## START DATASET RECORDS
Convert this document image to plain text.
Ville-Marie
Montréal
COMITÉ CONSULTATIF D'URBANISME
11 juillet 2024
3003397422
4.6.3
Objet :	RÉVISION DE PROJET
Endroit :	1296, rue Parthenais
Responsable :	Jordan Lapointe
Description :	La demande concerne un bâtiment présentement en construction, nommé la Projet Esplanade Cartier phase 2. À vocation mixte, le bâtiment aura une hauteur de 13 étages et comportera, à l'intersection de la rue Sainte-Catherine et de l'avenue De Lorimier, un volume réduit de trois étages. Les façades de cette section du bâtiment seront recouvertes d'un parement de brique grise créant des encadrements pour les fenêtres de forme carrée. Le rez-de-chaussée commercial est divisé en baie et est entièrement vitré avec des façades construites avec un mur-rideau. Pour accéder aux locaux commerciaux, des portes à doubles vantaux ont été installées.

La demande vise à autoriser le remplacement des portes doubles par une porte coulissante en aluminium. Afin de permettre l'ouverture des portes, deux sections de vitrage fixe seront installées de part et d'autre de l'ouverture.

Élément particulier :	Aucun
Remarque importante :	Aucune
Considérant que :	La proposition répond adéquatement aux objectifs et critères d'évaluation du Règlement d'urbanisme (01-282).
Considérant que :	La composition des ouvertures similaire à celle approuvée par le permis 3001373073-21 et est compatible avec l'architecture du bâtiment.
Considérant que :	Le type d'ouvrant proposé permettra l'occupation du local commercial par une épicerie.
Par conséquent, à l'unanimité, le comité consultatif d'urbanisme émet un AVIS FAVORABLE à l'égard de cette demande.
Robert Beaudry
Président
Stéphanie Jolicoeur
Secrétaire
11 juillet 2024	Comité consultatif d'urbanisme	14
## END DATASET RECORDS
- **WHAT TO WORK ON**
Which lines include the word "portes"? Copy every one of them.

- **WRITTEN ANSWER**
Description :	La demande concerne un bâtiment présentement en construction, nommé la Projet Esplanade Cartier phase 2. À vocation mixte, le bâtiment aura une hauteur de 13 étages et comportera, à l'intersection de la rue Sainte-Catherine et de l'avenue De Lorimier, un volume réduit de trois étages. Les façades de cette section du bâtiment seront recouvertes d'un parement de brique grise créant des encadrements pour les fenêtres de forme carrée. Le rez-de-chaussée commercial est divisé en baie et est entièrement vitré avec des façades construites avec un mur-rideau. Pour accéder aux locaux commerciaux, des portes à doubles vantaux ont été installées.
La demande vise à autoriser le remplacement des portes doubles par une porte coulissante en aluminium. Afin de permettre l'ouverture des portes, deux sections de vitrage fixe seront installées de part et d'autre de l'ouverture.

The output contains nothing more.